## Work to be completed
Reproduce every line of the data below verbatim, leaving out the pictures.

## Given records

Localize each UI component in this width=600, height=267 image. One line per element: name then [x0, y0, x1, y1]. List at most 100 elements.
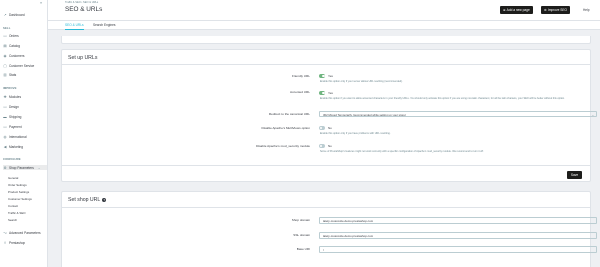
sidebar-item-label: Customers — [9, 53, 25, 58]
truck-icon: ▬ — [3, 114, 7, 119]
setup-urls-card: Set up URLs Friendly URL Yes Enable this… — [61, 49, 597, 182]
friendly-url-value: Yes — [328, 74, 333, 78]
shop-url-title: Set shop URL — [68, 197, 101, 203]
account-icon: ◉ — [3, 53, 7, 58]
breadcrumb[interactable]: Traffic & SEO • SEO & URLs — [65, 1, 98, 4]
desktop-icon: ▭ — [3, 104, 7, 109]
sidebar-item-label: International — [9, 134, 27, 139]
sidebar-item-advanced-parameters[interactable]: ⌥ Advanced Parameters — [3, 230, 41, 235]
help-icon[interactable]: ? — [102, 197, 107, 202]
previous-card — [61, 36, 591, 44]
disable-multiviews-label: Disable Apache's MultiViews option — [261, 126, 310, 130]
globe-icon: ◍ — [3, 134, 7, 139]
divider — [62, 207, 590, 208]
sidebar-item-marketing[interactable]: ◀ Marketing — [3, 144, 23, 149]
redirect-canonical-value: 302 Moved Temporarily (recommended while… — [323, 112, 406, 117]
sidebar-item-orders[interactable]: ▭ Orders — [3, 33, 19, 38]
settings-icon: ⚙ — [544, 8, 547, 12]
shop-domain-input[interactable]: lately-muscovite.demo.prestashop.com — [319, 217, 597, 224]
save-button[interactable]: Save — [567, 171, 582, 179]
sidebar-item-label: Prestashop — [9, 240, 26, 245]
sidebar-section-improve: IMPROVE — [3, 86, 17, 90]
shop-url-card: Set shop URL? Shop domain lately-muscovi… — [61, 191, 597, 267]
add-new-page-label: Add a new page — [506, 8, 530, 12]
sidebar-item-label: Shipping — [9, 114, 22, 119]
sidebar-sub-traffic-seo[interactable]: Traffic & SEO — [8, 211, 26, 215]
card-title: Set shop URL? — [68, 197, 107, 203]
tab-search-engines[interactable]: Search Engines — [93, 23, 116, 30]
add-circle-icon: ⊕ — [503, 8, 506, 12]
page-header: Traffic & SEO • SEO & URLs SEO & URLs ⊕ … — [48, 0, 600, 21]
upgrade-icon: ⇧ — [3, 240, 7, 245]
accented-url-label: Accented URL — [290, 90, 310, 94]
trending-icon: ↗ — [3, 12, 7, 17]
help-button[interactable]: Help — [580, 6, 593, 14]
sidebar-item-shipping[interactable]: ▬ Shipping — [3, 114, 21, 119]
sidebar-item-label: Payment — [9, 124, 22, 129]
credit-card-icon: ▭ — [3, 124, 7, 129]
sidebar-item-label: Orders — [9, 33, 19, 38]
disable-multiviews-value: No — [328, 126, 332, 130]
sidebar-sub-order-settings[interactable]: Order Settings — [8, 183, 27, 187]
ssl-domain-input[interactable]: lately-muscovite.demo.prestashop.com — [319, 232, 597, 239]
chevron-down-icon: ⌄ — [37, 165, 41, 170]
sidebar: « ↗ Dashboard SELL ▭ Orders ▤ Catalog ◉ … — [0, 0, 48, 267]
base-uri-input[interactable]: / — [319, 246, 597, 253]
accented-url-value: Yes — [328, 91, 333, 95]
redirect-canonical-label: Redirect to the canonical URL — [268, 112, 310, 116]
sidebar-item-international[interactable]: ◍ International — [3, 134, 27, 139]
improve-seo-button[interactable]: ⚙ Improve SEO — [541, 6, 570, 14]
chat-icon: ▢ — [3, 63, 7, 68]
sidebar-item-label: Customer Service — [9, 63, 35, 68]
tab-bar: SEO & URLs Search Engines — [48, 21, 600, 30]
accented-url-help: Enable this option if you want to allow … — [320, 97, 565, 100]
sidebar-item-label: Dashboard — [9, 12, 25, 17]
sidebar-item-customers[interactable]: ◉ Customers — [3, 53, 25, 58]
sidebar-item-catalog[interactable]: ▤ Catalog — [3, 43, 20, 48]
sidebar-item-label: Stats — [9, 72, 17, 77]
divider — [62, 165, 590, 166]
sidebar-item-shop-parameters[interactable]: ⚙ Shop Parameters ⌄ — [3, 165, 47, 170]
sidebar-item-payment[interactable]: ▭ Payment — [3, 124, 22, 129]
sidebar-item-label: Design — [9, 104, 19, 109]
disable-mod-security-help: Some of PrestaShop's features might not … — [320, 150, 484, 153]
sidebar-sub-search[interactable]: Search — [8, 218, 17, 222]
disable-multiviews-help: Enable this option only if you have prob… — [320, 132, 391, 135]
disable-mod-security-toggle[interactable] — [319, 144, 325, 148]
sidebar-sub-contact[interactable]: Contact — [8, 204, 18, 208]
sidebar-sub-customer-settings[interactable]: Customer Settings — [8, 197, 32, 201]
disable-mod-security-value: No — [328, 144, 332, 148]
add-new-page-button[interactable]: ⊕ Add a new page — [500, 6, 533, 14]
sidebar-item-stats[interactable]: ▥ Stats — [3, 72, 16, 77]
sidebar-item-dashboard[interactable]: ↗ Dashboard — [3, 12, 25, 17]
tab-seo-urls[interactable]: SEO & URLs — [65, 23, 84, 30]
friendly-url-toggle[interactable] — [319, 74, 325, 78]
improve-seo-label: Improve SEO — [547, 8, 567, 12]
sidebar-item-design[interactable]: ▭ Design — [3, 104, 19, 109]
card-title: Set up URLs — [68, 55, 98, 61]
divider — [62, 64, 590, 65]
bar-chart-icon: ▥ — [3, 72, 7, 77]
chevron-down-icon: ⌄ — [591, 112, 594, 117]
page-title: SEO & URLs — [65, 6, 103, 13]
sidebar-sub-product-settings[interactable]: Product Settings — [8, 190, 29, 194]
base-uri-label: Base URI — [296, 247, 310, 251]
sidebar-item-label: Modules — [9, 94, 22, 99]
cart-icon: ▭ — [3, 33, 7, 38]
friendly-url-help: Enable this option only if your server a… — [320, 80, 403, 83]
disable-multiviews-toggle[interactable] — [319, 126, 325, 130]
sidebar-item-label: Shop Parameters — [9, 165, 34, 170]
sidebar-section-sell: SELL — [3, 26, 11, 30]
sidebar-sub-general[interactable]: General — [8, 176, 18, 180]
sidebar-item-prestashop[interactable]: ⇧ Prestashop — [3, 240, 26, 245]
accented-url-toggle[interactable] — [319, 91, 325, 95]
device-hub-icon: ⌥ — [3, 230, 7, 235]
sidebar-item-label: Marketing — [9, 144, 23, 149]
redirect-canonical-select[interactable]: 302 Moved Temporarily (recommended while… — [319, 111, 597, 117]
friendly-url-label: Friendly URL — [291, 74, 310, 78]
sidebar-item-customer-service[interactable]: ▢ Customer Service — [3, 63, 34, 68]
collapse-menu-icon[interactable]: « — [40, 0, 42, 5]
settings-icon: ⚙ — [3, 165, 7, 170]
sidebar-item-modules[interactable]: ✚ Modules — [3, 94, 21, 99]
puzzle-icon: ✚ — [3, 94, 7, 99]
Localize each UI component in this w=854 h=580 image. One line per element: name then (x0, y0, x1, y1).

## Solution for this problem
Localize each UI component in this width=600, height=267 image. One line per element: name then [x0, y0, x1, y1]. List at most 100 elements.
sidebar-item-label: Customers — [9, 53, 25, 58]
truck-icon: ▬ — [3, 114, 7, 119]
setup-urls-card: Set up URLs Friendly URL Yes Enable this… — [61, 49, 597, 182]
friendly-url-value: Yes — [328, 74, 333, 78]
shop-url-title: Set shop URL — [68, 197, 101, 203]
account-icon: ◉ — [3, 53, 7, 58]
breadcrumb[interactable]: Traffic & SEO • SEO & URLs — [65, 1, 98, 4]
desktop-icon: ▭ — [3, 104, 7, 109]
sidebar-item-label: International — [9, 134, 27, 139]
sidebar-item-advanced-parameters[interactable]: ⌥ Advanced Parameters — [3, 230, 41, 235]
help-icon[interactable]: ? — [102, 197, 107, 202]
previous-card — [61, 36, 591, 44]
disable-multiviews-label: Disable Apache's MultiViews option — [261, 126, 310, 130]
globe-icon: ◍ — [3, 134, 7, 139]
divider — [62, 207, 590, 208]
sidebar-item-marketing[interactable]: ◀ Marketing — [3, 144, 23, 149]
redirect-canonical-value: 302 Moved Temporarily (recommended while… — [323, 112, 406, 117]
sidebar-item-orders[interactable]: ▭ Orders — [3, 33, 19, 38]
settings-icon: ⚙ — [544, 8, 547, 12]
shop-domain-input[interactable]: lately-muscovite.demo.prestashop.com — [319, 217, 597, 224]
save-button[interactable]: Save — [567, 171, 582, 179]
sidebar-item-label: Prestashop — [9, 240, 26, 245]
sidebar-section-improve: IMPROVE — [3, 86, 17, 90]
shop-url-card: Set shop URL? Shop domain lately-muscovi… — [61, 191, 597, 267]
add-new-page-label: Add a new page — [506, 8, 530, 12]
sidebar-item-label: Shipping — [9, 114, 22, 119]
sidebar-sub-traffic-seo[interactable]: Traffic & SEO — [8, 211, 26, 215]
card-title: Set shop URL? — [68, 197, 107, 203]
tab-search-engines[interactable]: Search Engines — [93, 23, 116, 30]
add-circle-icon: ⊕ — [503, 8, 506, 12]
page-header: Traffic & SEO • SEO & URLs SEO & URLs ⊕ … — [48, 0, 600, 21]
upgrade-icon: ⇧ — [3, 240, 7, 245]
accented-url-label: Accented URL — [290, 90, 310, 94]
trending-icon: ↗ — [3, 12, 7, 17]
help-button[interactable]: Help — [580, 6, 593, 14]
sidebar-item-shipping[interactable]: ▬ Shipping — [3, 114, 21, 119]
sidebar-item-label: Payment — [9, 124, 22, 129]
credit-card-icon: ▭ — [3, 124, 7, 129]
sidebar-item-label: Orders — [9, 33, 19, 38]
disable-multiviews-value: No — [328, 126, 332, 130]
sidebar-sub-order-settings[interactable]: Order Settings — [8, 183, 27, 187]
ssl-domain-input[interactable]: lately-muscovite.demo.prestashop.com — [319, 232, 597, 239]
chevron-down-icon: ⌄ — [37, 165, 41, 170]
sidebar: « ↗ Dashboard SELL ▭ Orders ▤ Catalog ◉ … — [0, 0, 48, 267]
base-uri-input[interactable]: / — [319, 246, 597, 253]
accented-url-value: Yes — [328, 91, 333, 95]
redirect-canonical-label: Redirect to the canonical URL — [268, 112, 310, 116]
sidebar-item-international[interactable]: ◍ International — [3, 134, 27, 139]
improve-seo-button[interactable]: ⚙ Improve SEO — [541, 6, 570, 14]
chat-icon: ▢ — [3, 63, 7, 68]
sidebar-item-label: Customer Service — [9, 63, 35, 68]
tab-bar: SEO & URLs Search Engines — [48, 21, 600, 30]
accented-url-help: Enable this option if you want to allow … — [320, 97, 565, 100]
sidebar-item-label: Dashboard — [9, 12, 25, 17]
sidebar-item-customers[interactable]: ◉ Customers — [3, 53, 25, 58]
sidebar-item-catalog[interactable]: ▤ Catalog — [3, 43, 20, 48]
sidebar-item-label: Stats — [9, 72, 17, 77]
divider — [62, 165, 590, 166]
sidebar-item-shop-parameters[interactable]: ⚙ Shop Parameters ⌄ — [3, 165, 47, 170]
sidebar-item-payment[interactable]: ▭ Payment — [3, 124, 22, 129]
sidebar-item-label: Design — [9, 104, 19, 109]
disable-mod-security-help: Some of PrestaShop's features might not … — [320, 150, 484, 153]
sidebar-sub-search[interactable]: Search — [8, 218, 17, 222]
disable-multiviews-help: Enable this option only if you have prob… — [320, 132, 391, 135]
disable-mod-security-toggle[interactable] — [319, 144, 325, 148]
sidebar-sub-contact[interactable]: Contact — [8, 204, 18, 208]
sidebar-sub-customer-settings[interactable]: Customer Settings — [8, 197, 32, 201]
disable-mod-security-value: No — [328, 144, 332, 148]
add-new-page-button[interactable]: ⊕ Add a new page — [500, 6, 533, 14]
sidebar-item-stats[interactable]: ▥ Stats — [3, 72, 16, 77]
sidebar-item-dashboard[interactable]: ↗ Dashboard — [3, 12, 25, 17]
tab-seo-urls[interactable]: SEO & URLs — [65, 23, 84, 30]
friendly-url-toggle[interactable] — [319, 74, 325, 78]
improve-seo-label: Improve SEO — [547, 8, 567, 12]
sidebar-item-design[interactable]: ▭ Design — [3, 104, 19, 109]
card-title: Set up URLs — [68, 55, 98, 61]
divider — [62, 64, 590, 65]
bar-chart-icon: ▥ — [3, 72, 7, 77]
chevron-down-icon: ⌄ — [591, 112, 594, 117]
page-title: SEO & URLs — [65, 6, 103, 13]
sidebar-sub-product-settings[interactable]: Product Settings — [8, 190, 29, 194]
base-uri-label: Base URI — [296, 247, 310, 251]
sidebar-item-label: Modules — [9, 94, 22, 99]
cart-icon: ▭ — [3, 33, 7, 38]
friendly-url-help: Enable this option only if your server a… — [320, 80, 403, 83]
disable-multiviews-toggle[interactable] — [319, 126, 325, 130]
sidebar-item-label: Shop Parameters — [9, 165, 34, 170]
sidebar-section-sell: SELL — [3, 26, 11, 30]
sidebar-sub-general[interactable]: General — [8, 176, 18, 180]
sidebar-item-prestashop[interactable]: ⇧ Prestashop — [3, 240, 26, 245]
accented-url-toggle[interactable] — [319, 91, 325, 95]
device-hub-icon: ⌥ — [3, 230, 7, 235]
sidebar-item-label: Marketing — [9, 144, 23, 149]
redirect-canonical-select[interactable]: 302 Moved Temporarily (recommended while… — [319, 111, 597, 117]
friendly-url-label: Friendly URL — [291, 74, 310, 78]
sidebar-item-customer-service[interactable]: ▢ Customer Service — [3, 63, 34, 68]
collapse-menu-icon[interactable]: « — [40, 0, 42, 5]
settings-icon: ⚙ — [3, 165, 7, 170]
sidebar-item-modules[interactable]: ✚ Modules — [3, 94, 21, 99]
puzzle-icon: ✚ — [3, 94, 7, 99]
Localize each UI component in this w=854 h=580 image. One line per element: name then (x0, y0, x1, y1).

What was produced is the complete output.